Exercise description: Copy out exactly the lines running from the one with "Read out every word on this page." through the final line, both ends included, and nothing else. Pictures stay out of the copy.

============================================================

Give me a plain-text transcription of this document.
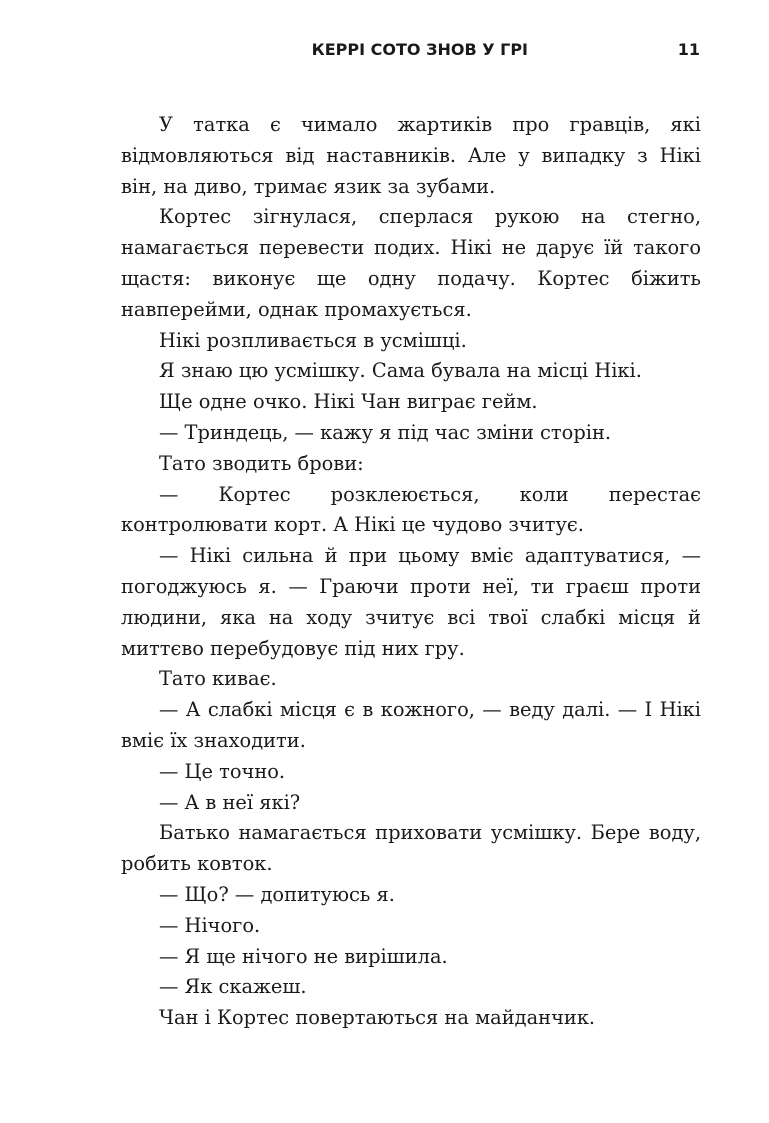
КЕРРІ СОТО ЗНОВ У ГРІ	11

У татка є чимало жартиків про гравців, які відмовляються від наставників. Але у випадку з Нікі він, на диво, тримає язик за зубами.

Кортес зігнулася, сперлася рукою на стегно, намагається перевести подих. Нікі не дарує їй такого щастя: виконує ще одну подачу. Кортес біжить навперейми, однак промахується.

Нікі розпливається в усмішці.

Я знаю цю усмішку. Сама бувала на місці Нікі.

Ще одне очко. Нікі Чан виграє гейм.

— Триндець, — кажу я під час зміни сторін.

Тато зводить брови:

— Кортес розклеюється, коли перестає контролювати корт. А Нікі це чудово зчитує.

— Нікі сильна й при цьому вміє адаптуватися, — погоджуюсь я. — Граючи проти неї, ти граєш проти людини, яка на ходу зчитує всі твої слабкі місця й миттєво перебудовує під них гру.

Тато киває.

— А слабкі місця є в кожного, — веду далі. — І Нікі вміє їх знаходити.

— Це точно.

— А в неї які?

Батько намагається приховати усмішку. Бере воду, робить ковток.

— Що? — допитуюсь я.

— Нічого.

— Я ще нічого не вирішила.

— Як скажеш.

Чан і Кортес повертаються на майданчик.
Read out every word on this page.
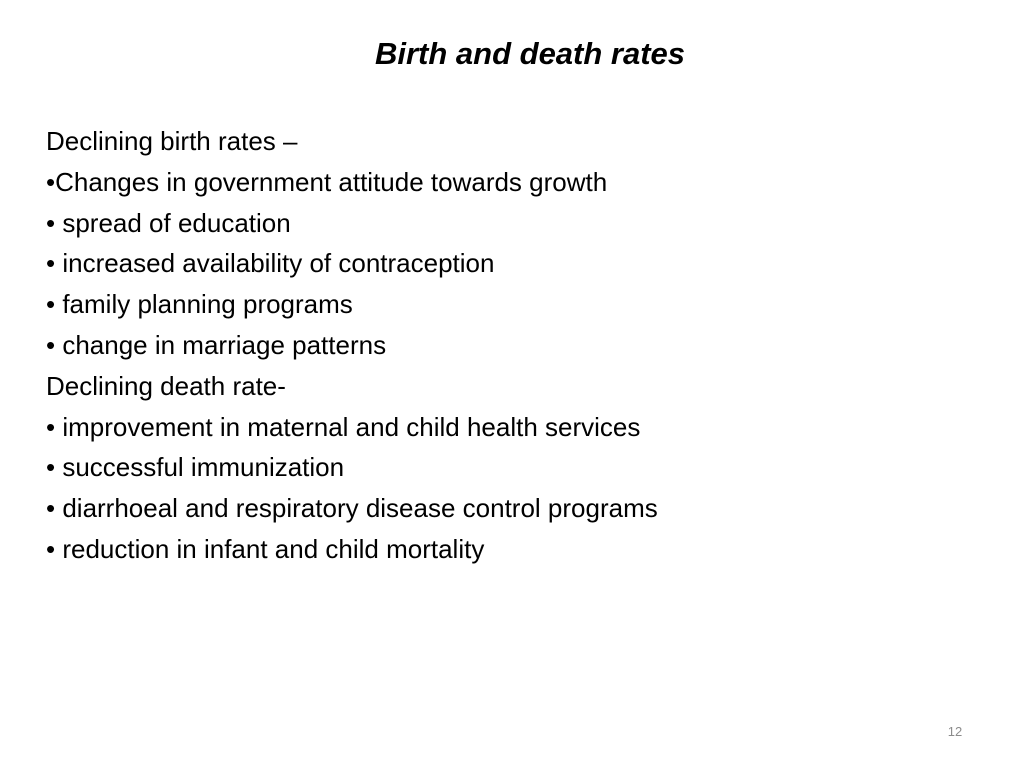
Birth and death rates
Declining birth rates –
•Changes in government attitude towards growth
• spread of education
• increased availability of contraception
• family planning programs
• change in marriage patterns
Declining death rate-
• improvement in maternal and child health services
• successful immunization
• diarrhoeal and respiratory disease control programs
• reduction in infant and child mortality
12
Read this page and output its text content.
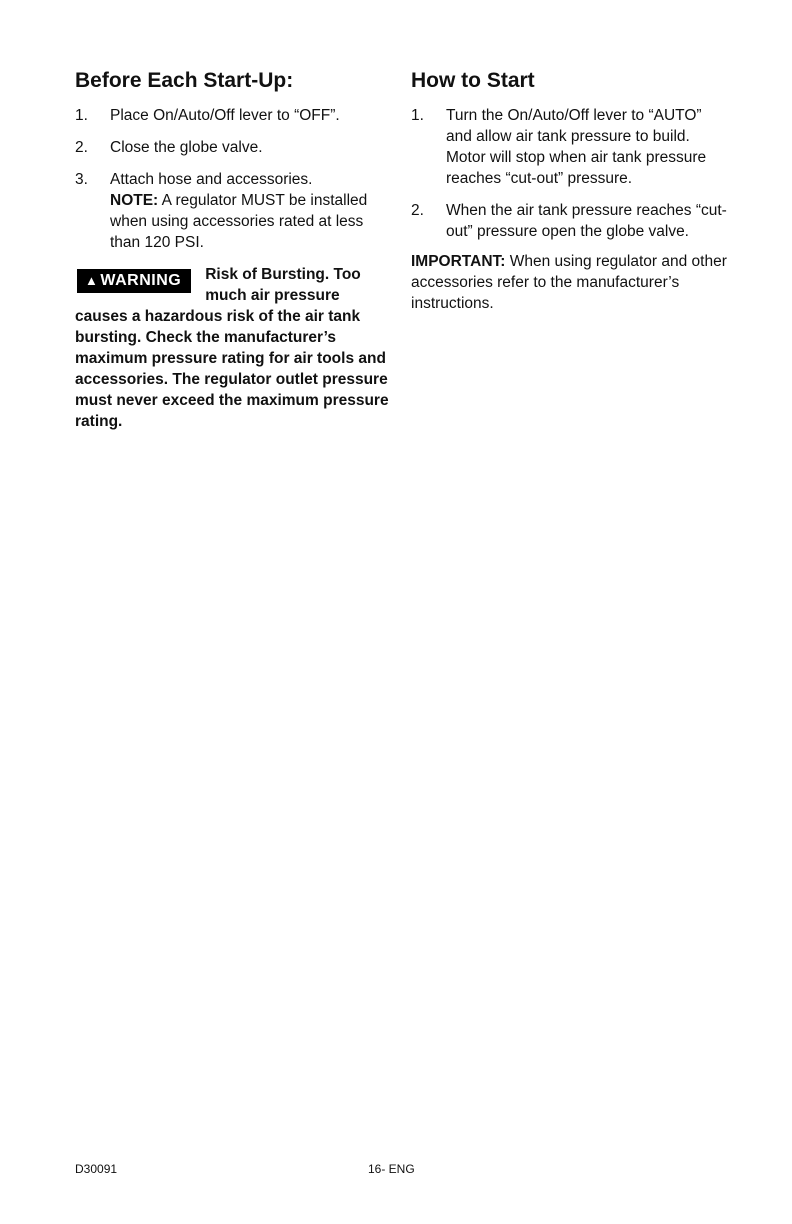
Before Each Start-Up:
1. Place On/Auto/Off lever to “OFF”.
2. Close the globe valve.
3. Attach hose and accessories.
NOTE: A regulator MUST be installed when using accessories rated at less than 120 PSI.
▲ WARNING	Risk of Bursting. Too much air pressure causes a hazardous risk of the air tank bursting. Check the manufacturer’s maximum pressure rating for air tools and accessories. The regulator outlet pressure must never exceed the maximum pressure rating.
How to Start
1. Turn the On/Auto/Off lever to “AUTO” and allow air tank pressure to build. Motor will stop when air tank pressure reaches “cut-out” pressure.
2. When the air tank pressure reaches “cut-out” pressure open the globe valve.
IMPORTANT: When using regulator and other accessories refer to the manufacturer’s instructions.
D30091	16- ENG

============================================================

The response:
Read out every word on this page.
Birth and death rates
Declining birth rates –
•Changes in government attitude towards growth
• spread of education
• increased availability of contraception
• family planning programs
• change in marriage patterns
Declining death rate-
• improvement in maternal and child health services
• successful immunization
• diarrhoeal and respiratory disease control programs
• reduction in infant and child mortality
12
Read this page and output its text content.
Before Each Start-Up:
1. Place On/Auto/Off lever to “OFF”.
2. Close the globe valve.
3. Attach hose and accessories.
NOTE: A regulator MUST be installed when using accessories rated at less than 120 PSI.
▲ WARNING	Risk of Bursting. Too much air pressure causes a hazardous risk of the air tank bursting. Check the manufacturer’s maximum pressure rating for air tools and accessories. The regulator outlet pressure must never exceed the maximum pressure rating.
How to Start
1. Turn the On/Auto/Off lever to “AUTO” and allow air tank pressure to build. Motor will stop when air tank pressure reaches “cut-out” pressure.
2. When the air tank pressure reaches “cut-out” pressure open the globe valve.
IMPORTANT: When using regulator and other accessories refer to the manufacturer’s instructions.
D30091	16- ENG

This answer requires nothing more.